- [Exercise description]:
Reproduce each of the lines word for word.

- [Data shown]:
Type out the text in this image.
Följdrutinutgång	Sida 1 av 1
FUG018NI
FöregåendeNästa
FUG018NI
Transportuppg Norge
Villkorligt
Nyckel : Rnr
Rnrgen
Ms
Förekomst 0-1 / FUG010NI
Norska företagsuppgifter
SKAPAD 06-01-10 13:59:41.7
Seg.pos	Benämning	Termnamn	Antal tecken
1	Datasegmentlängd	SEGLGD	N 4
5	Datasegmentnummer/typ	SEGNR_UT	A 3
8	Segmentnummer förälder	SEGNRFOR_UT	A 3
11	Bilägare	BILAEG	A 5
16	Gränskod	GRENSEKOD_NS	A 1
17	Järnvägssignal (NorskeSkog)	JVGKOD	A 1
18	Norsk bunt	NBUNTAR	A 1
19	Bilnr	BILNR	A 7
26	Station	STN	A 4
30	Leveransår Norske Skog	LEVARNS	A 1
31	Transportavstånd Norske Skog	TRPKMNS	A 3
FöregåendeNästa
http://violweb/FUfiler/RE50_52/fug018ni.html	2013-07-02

- [Correct output]:
Type out the text in this image.
Följdrutinutgång	Sida 1 av 1
FUG018NI
FöregåendeNästa
FUG018NI
Transportuppg Norge
Villkorligt
Nyckel : Rnr
Rnrgen
Ms
Förekomst 0-1 / FUG010NI
Norska företagsuppgifter
SKAPAD 06-01-10 13:59:41.7
Seg.pos	Benämning	Termnamn	Antal tecken
1	Datasegmentlängd	SEGLGD	N 4
5	Datasegmentnummer/typ	SEGNR_UT	A 3
8	Segmentnummer förälder	SEGNRFOR_UT	A 3
11	Bilägare	BILAEG	A 5
16	Gränskod	GRENSEKOD_NS	A 1
17	Järnvägssignal (NorskeSkog)	JVGKOD	A 1
18	Norsk bunt	NBUNTAR	A 1
19	Bilnr	BILNR	A 7
26	Station	STN	A 4
30	Leveransår Norske Skog	LEVARNS	A 1
31	Transportavstånd Norske Skog	TRPKMNS	A 3
FöregåendeNästa
http://violweb/FUfiler/RE50_52/fug018ni.html	2013-07-02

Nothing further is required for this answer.